> **Task objective**
Output the material below in full, exactly as it is.

━━━━━ Excerpted data

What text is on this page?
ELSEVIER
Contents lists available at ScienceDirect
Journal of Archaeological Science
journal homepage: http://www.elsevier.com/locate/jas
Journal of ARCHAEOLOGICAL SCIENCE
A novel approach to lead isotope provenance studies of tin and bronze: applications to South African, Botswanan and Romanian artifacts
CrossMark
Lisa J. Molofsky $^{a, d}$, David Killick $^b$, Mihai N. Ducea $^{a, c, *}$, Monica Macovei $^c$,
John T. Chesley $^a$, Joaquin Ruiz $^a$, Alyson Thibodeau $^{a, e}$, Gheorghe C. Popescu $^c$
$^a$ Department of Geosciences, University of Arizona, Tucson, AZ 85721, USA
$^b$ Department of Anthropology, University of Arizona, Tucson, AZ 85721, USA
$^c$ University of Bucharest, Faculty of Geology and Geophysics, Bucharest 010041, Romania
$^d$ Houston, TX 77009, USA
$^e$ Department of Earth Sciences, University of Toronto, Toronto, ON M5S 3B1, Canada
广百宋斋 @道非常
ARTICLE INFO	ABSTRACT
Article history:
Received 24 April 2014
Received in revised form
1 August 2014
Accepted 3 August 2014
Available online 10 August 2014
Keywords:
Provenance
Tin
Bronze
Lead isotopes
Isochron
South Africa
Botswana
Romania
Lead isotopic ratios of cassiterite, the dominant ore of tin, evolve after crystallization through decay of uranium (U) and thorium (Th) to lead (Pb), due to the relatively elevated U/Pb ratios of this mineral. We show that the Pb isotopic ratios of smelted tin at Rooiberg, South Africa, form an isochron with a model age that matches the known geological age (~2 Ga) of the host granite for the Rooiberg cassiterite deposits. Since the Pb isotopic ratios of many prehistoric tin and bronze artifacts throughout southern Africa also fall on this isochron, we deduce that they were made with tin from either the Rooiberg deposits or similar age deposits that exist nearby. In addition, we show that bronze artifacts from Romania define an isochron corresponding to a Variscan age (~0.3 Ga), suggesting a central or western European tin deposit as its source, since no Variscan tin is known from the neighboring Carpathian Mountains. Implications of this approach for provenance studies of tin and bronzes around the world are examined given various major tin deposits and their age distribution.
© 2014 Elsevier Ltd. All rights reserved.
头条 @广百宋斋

━━━━━━━━━━

> **Exercise result**
What text is on this page?
ELSEVIER
Contents lists available at ScienceDirect
Journal of Archaeological Science
journal homepage: http://www.elsevier.com/locate/jas
Journal of ARCHAEOLOGICAL SCIENCE
A novel approach to lead isotope provenance studies of tin and bronze: applications to South African, Botswanan and Romanian artifacts
CrossMark
Lisa J. Molofsky $^{a, d}$, David Killick $^b$, Mihai N. Ducea $^{a, c, *}$, Monica Macovei $^c$,
John T. Chesley $^a$, Joaquin Ruiz $^a$, Alyson Thibodeau $^{a, e}$, Gheorghe C. Popescu $^c$
$^a$ Department of Geosciences, University of Arizona, Tucson, AZ 85721, USA
$^b$ Department of Anthropology, University of Arizona, Tucson, AZ 85721, USA
$^c$ University of Bucharest, Faculty of Geology and Geophysics, Bucharest 010041, Romania
$^d$ Houston, TX 77009, USA
$^e$ Department of Earth Sciences, University of Toronto, Toronto, ON M5S 3B1, Canada
广百宋斋 @道非常
ARTICLE INFO	ABSTRACT
Article history:
Received 24 April 2014
Received in revised form
1 August 2014
Accepted 3 August 2014
Available online 10 August 2014
Keywords:
Provenance
Tin
Bronze
Lead isotopes
Isochron
South Africa
Botswana
Romania
Lead isotopic ratios of cassiterite, the dominant ore of tin, evolve after crystallization through decay of uranium (U) and thorium (Th) to lead (Pb), due to the relatively elevated U/Pb ratios of this mineral. We show that the Pb isotopic ratios of smelted tin at Rooiberg, South Africa, form an isochron with a model age that matches the known geological age (~2 Ga) of the host granite for the Rooiberg cassiterite deposits. Since the Pb isotopic ratios of many prehistoric tin and bronze artifacts throughout southern Africa also fall on this isochron, we deduce that they were made with tin from either the Rooiberg deposits or similar age deposits that exist nearby. In addition, we show that bronze artifacts from Romania define an isochron corresponding to a Variscan age (~0.3 Ga), suggesting a central or western European tin deposit as its source, since no Variscan tin is known from the neighboring Carpathian Mountains. Implications of this approach for provenance studies of tin and bronzes around the world are examined given various major tin deposits and their age distribution.
© 2014 Elsevier Ltd. All rights reserved.
头条 @广百宋斋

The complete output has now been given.